The data below should be printed in full, exactly, and without any of its images.

^^^^

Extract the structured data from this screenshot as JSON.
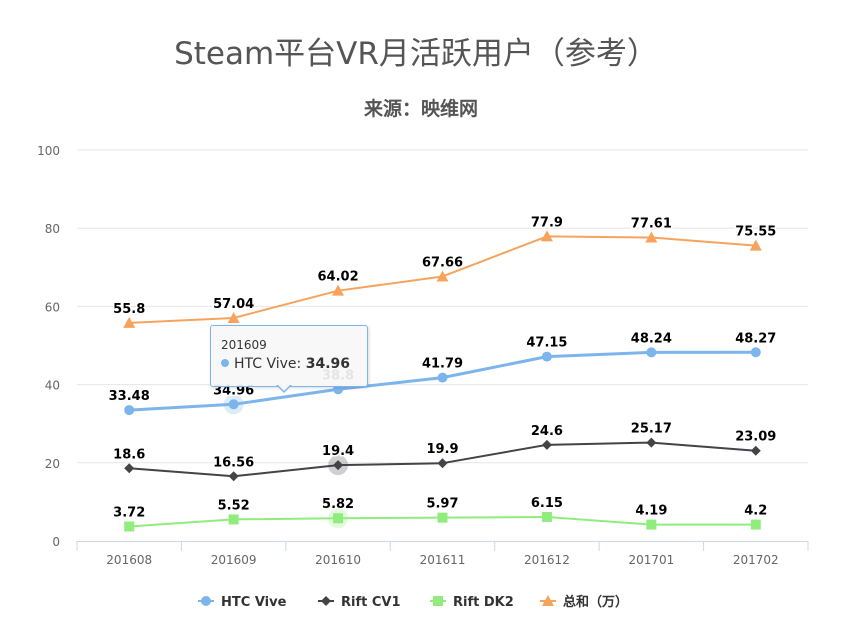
{
  "chart_data": {
    "type": "line",
    "title": "Steam平台VR月活跃用户（参考）",
    "subtitle": "来源：映维网",
    "xlabel": "",
    "ylabel": "",
    "categories": [
      "201608",
      "201609",
      "201610",
      "201611",
      "201612",
      "201701",
      "201702"
    ],
    "ylim": [
      0,
      100
    ],
    "yticks": [
      0,
      20,
      40,
      60,
      80,
      100
    ],
    "grid": true,
    "legend_position": "bottom",
    "series": [
      {
        "name": "HTC Vive",
        "color": "#7cb5ec",
        "marker": "circle",
        "values": [
          33.48,
          34.96,
          38.8,
          41.79,
          47.15,
          48.24,
          48.27
        ],
        "labels": [
          "33.48",
          "34.96",
          "38.8",
          "41.79",
          "47.15",
          "48.24",
          "48.27"
        ]
      },
      {
        "name": "Rift CV1",
        "color": "#434348",
        "marker": "diamond",
        "values": [
          18.6,
          16.56,
          19.4,
          19.9,
          24.6,
          25.17,
          23.09
        ],
        "labels": [
          "18.6",
          "16.56",
          "19.4",
          "19.9",
          "24.6",
          "25.17",
          "23.09"
        ]
      },
      {
        "name": "Rift DK2",
        "color": "#90ed7d",
        "marker": "square",
        "values": [
          3.72,
          5.52,
          5.82,
          5.97,
          6.15,
          4.19,
          4.2
        ],
        "labels": [
          "3.72",
          "5.52",
          "5.82",
          "5.97",
          "6.15",
          "4.19",
          "4.2"
        ]
      },
      {
        "name": "总和（万）",
        "color": "#f7a35c",
        "marker": "triangle",
        "values": [
          55.8,
          57.04,
          64.02,
          67.66,
          77.9,
          77.61,
          75.55
        ],
        "labels": [
          "55.8",
          "57.04",
          "64.02",
          "67.66",
          "77.9",
          "77.61",
          "75.55"
        ]
      }
    ],
    "tooltip": {
      "category": "201609",
      "series": "HTC Vive",
      "label": "HTC Vive: ",
      "value": "34.96"
    }
  }
}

^^^^

Answer to the problem:
Extract the structured data from this screenshot as JSON.
{
  "chart_data": {
    "type": "line",
    "title": "Steam平台VR月活跃用户（参考）",
    "subtitle": "来源：映维网",
    "xlabel": "",
    "ylabel": "",
    "categories": [
      "201608",
      "201609",
      "201610",
      "201611",
      "201612",
      "201701",
      "201702"
    ],
    "ylim": [
      0,
      100
    ],
    "yticks": [
      0,
      20,
      40,
      60,
      80,
      100
    ],
    "grid": true,
    "legend_position": "bottom",
    "series": [
      {
        "name": "HTC Vive",
        "color": "#7cb5ec",
        "marker": "circle",
        "values": [
          33.48,
          34.96,
          38.8,
          41.79,
          47.15,
          48.24,
          48.27
        ],
        "labels": [
          "33.48",
          "34.96",
          "38.8",
          "41.79",
          "47.15",
          "48.24",
          "48.27"
        ]
      },
      {
        "name": "Rift CV1",
        "color": "#434348",
        "marker": "diamond",
        "values": [
          18.6,
          16.56,
          19.4,
          19.9,
          24.6,
          25.17,
          23.09
        ],
        "labels": [
          "18.6",
          "16.56",
          "19.4",
          "19.9",
          "24.6",
          "25.17",
          "23.09"
        ]
      },
      {
        "name": "Rift DK2",
        "color": "#90ed7d",
        "marker": "square",
        "values": [
          3.72,
          5.52,
          5.82,
          5.97,
          6.15,
          4.19,
          4.2
        ],
        "labels": [
          "3.72",
          "5.52",
          "5.82",
          "5.97",
          "6.15",
          "4.19",
          "4.2"
        ]
      },
      {
        "name": "总和（万）",
        "color": "#f7a35c",
        "marker": "triangle",
        "values": [
          55.8,
          57.04,
          64.02,
          67.66,
          77.9,
          77.61,
          75.55
        ],
        "labels": [
          "55.8",
          "57.04",
          "64.02",
          "67.66",
          "77.9",
          "77.61",
          "75.55"
        ]
      }
    ],
    "tooltip": {
      "category": "201609",
      "series": "HTC Vive",
      "label": "HTC Vive: ",
      "value": "34.96"
    }
  }
}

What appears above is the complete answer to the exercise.